• [EXERCISE OBJECTIVE]:
Bring together all lines of the material below that contain the string "предложение".

::: DATA EXCERPTS :::

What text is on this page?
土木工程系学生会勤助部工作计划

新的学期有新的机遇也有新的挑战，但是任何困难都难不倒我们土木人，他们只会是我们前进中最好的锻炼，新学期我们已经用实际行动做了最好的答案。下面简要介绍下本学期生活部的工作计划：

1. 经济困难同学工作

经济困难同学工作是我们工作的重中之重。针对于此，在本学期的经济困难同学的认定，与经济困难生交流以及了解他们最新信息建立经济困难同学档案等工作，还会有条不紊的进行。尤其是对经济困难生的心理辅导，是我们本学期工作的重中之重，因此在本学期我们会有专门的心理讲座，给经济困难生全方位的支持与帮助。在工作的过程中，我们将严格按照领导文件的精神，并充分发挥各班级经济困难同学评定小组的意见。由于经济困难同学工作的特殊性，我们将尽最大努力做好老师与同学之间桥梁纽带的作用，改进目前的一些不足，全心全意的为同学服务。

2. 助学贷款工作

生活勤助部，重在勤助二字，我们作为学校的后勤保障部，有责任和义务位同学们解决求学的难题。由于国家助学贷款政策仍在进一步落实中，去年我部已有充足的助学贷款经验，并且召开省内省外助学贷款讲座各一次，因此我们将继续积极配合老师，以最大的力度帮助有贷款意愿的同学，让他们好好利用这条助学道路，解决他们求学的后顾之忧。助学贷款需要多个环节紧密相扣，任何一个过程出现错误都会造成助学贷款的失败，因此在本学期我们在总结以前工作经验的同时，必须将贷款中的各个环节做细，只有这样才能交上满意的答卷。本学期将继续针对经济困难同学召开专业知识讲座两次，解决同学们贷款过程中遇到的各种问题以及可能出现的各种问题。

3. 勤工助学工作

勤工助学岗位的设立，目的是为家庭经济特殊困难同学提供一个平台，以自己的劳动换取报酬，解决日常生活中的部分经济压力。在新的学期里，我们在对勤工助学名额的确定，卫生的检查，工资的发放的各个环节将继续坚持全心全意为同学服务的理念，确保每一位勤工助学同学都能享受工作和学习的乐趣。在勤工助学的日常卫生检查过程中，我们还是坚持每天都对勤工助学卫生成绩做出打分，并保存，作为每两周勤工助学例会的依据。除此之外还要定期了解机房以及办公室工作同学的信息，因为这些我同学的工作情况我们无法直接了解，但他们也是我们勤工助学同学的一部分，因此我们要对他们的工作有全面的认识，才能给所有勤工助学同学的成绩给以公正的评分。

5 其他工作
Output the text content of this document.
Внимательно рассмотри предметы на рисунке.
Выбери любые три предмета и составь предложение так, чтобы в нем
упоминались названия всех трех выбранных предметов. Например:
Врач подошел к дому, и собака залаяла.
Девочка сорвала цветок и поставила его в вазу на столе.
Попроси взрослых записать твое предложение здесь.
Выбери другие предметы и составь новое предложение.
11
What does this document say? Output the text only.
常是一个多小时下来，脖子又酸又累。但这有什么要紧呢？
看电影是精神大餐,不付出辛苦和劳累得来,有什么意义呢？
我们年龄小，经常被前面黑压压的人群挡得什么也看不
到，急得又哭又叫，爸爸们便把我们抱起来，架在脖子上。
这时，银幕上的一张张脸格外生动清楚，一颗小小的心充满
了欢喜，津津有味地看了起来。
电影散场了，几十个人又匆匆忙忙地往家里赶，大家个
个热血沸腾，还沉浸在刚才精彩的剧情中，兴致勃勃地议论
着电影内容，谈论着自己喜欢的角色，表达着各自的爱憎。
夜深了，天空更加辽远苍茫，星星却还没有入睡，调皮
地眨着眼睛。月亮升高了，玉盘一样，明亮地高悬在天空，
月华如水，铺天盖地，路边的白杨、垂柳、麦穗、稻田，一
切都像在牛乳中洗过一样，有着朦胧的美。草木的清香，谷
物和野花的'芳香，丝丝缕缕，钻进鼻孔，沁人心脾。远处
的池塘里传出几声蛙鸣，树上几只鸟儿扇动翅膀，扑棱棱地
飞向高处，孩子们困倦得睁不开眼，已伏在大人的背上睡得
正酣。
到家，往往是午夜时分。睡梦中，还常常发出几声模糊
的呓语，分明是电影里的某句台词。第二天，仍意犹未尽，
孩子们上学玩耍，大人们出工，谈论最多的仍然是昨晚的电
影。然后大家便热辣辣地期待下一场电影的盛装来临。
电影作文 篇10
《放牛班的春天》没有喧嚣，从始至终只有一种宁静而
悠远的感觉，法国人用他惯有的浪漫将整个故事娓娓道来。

:::

• [WRITTEN ANSWER]:
Выбери любые три предмета и составь предложение так, чтобы в нем
Попроси взрослых записать твое предложение здесь.
Выбери другие предметы и составь новое предложение.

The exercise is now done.